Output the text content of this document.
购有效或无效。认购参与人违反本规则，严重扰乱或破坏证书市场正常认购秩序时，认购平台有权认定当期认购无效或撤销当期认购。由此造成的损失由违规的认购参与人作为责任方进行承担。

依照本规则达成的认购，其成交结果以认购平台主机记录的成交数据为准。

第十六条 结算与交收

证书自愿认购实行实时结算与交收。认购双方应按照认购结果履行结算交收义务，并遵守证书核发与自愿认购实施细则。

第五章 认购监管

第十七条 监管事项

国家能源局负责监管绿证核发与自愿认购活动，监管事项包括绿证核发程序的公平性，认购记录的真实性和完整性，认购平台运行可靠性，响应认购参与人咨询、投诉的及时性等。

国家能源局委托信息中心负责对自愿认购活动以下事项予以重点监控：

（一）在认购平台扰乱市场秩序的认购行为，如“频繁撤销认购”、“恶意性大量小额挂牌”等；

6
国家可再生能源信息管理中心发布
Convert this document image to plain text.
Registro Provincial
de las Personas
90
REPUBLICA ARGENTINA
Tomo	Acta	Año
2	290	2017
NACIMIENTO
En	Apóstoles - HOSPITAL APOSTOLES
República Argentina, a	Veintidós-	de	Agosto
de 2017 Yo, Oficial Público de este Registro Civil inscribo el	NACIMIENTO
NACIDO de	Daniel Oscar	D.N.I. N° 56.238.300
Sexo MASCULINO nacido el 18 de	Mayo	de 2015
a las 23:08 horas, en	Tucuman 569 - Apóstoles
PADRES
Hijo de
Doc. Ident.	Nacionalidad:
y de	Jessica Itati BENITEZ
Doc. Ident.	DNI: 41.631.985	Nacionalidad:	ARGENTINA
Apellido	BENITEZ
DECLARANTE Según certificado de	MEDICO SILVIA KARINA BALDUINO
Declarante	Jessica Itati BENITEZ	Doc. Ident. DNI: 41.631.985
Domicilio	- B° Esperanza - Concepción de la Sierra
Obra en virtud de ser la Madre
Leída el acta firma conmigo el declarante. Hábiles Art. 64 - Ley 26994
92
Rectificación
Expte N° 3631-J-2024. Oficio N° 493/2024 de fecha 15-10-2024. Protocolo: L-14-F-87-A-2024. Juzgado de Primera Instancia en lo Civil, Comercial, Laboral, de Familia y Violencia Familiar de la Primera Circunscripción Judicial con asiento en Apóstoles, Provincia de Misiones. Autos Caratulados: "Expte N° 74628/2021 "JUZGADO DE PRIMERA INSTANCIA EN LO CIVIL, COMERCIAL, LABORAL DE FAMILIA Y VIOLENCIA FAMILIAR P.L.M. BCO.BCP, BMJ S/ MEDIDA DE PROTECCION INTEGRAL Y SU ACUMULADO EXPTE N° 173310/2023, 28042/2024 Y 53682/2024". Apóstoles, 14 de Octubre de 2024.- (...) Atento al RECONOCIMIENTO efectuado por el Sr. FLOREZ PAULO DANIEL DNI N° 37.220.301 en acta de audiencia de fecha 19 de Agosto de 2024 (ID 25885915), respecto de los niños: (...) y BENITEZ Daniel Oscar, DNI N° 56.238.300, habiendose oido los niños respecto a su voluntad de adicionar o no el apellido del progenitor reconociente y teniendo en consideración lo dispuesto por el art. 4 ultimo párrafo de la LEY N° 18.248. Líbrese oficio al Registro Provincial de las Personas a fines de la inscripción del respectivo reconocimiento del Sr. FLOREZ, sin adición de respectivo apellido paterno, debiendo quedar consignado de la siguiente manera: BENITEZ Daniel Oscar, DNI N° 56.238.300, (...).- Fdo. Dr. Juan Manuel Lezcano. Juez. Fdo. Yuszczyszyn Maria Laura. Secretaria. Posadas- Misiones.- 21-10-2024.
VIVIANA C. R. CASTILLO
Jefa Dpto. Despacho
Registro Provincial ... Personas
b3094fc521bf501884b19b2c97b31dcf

→ Goal: Working from the material above, state how many lines contain "Jessica"; give only the number.

→ Answer to the exercise: 2